Stored dataset items
↓↓↓
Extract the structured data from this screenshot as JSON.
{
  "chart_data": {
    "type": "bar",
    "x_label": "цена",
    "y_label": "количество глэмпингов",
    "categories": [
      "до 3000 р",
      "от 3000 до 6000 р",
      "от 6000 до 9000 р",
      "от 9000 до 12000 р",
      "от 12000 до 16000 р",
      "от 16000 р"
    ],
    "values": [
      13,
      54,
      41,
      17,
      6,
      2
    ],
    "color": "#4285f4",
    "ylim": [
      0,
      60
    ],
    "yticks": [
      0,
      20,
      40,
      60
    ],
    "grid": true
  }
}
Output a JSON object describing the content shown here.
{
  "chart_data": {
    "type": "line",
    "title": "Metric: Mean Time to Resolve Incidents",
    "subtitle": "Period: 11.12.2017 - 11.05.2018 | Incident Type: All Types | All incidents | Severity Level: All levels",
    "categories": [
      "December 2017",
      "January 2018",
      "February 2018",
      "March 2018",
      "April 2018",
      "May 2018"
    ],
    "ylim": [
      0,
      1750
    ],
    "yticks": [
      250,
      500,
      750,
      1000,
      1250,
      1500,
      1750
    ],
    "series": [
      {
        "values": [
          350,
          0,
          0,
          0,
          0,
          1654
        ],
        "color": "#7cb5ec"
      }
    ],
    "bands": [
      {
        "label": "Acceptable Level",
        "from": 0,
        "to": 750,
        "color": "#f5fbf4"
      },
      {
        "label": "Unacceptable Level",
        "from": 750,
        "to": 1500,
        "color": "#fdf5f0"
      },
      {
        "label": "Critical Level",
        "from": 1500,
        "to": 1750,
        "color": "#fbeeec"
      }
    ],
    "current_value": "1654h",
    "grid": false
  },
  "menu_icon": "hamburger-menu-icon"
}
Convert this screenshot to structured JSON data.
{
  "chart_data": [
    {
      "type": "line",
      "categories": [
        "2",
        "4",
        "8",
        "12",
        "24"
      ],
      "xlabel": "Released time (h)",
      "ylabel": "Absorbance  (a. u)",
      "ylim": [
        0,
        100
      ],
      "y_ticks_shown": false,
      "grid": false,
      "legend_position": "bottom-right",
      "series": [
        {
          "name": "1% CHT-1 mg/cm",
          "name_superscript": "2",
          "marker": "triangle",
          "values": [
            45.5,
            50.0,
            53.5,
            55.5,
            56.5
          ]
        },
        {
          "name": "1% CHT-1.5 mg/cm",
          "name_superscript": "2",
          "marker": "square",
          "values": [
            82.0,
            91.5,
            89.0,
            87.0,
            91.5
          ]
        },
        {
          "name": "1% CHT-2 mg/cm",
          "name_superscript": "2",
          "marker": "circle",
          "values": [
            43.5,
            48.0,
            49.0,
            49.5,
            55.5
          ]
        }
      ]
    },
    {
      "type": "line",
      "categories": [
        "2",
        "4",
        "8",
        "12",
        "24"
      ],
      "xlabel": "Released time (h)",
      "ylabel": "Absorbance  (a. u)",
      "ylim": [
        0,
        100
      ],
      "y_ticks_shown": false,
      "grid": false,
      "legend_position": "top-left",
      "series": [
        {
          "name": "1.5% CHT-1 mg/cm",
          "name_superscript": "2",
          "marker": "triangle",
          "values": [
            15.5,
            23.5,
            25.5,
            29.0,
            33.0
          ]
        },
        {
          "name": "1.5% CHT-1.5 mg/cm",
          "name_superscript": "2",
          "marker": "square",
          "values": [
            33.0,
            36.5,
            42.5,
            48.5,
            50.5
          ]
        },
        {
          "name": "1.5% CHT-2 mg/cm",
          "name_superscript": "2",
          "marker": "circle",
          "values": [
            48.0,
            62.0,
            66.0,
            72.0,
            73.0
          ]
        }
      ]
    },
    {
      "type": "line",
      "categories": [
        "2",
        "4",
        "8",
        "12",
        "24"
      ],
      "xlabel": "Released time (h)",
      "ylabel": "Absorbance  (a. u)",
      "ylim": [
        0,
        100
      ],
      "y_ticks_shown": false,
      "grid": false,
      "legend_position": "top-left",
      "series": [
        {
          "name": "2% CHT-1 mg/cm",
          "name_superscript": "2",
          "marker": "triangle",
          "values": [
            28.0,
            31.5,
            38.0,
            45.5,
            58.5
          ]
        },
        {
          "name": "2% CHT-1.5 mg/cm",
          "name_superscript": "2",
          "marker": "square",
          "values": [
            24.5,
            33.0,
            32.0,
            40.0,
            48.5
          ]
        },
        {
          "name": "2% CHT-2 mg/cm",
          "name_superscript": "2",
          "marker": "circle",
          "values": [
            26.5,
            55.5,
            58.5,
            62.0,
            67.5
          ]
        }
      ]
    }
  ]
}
↑↑↑
The exercise: Where a line above contains the word "Level", copy that line.

Answer for this exercise:
    "subtitle": "Period: 11.12.2017 - 11.05.2018 | Incident Type: All Types | All incidents | Severity Level: All levels",
        "label": "Acceptable Level",
        "label": "Unacceptable Level",
        "label": "Critical Level",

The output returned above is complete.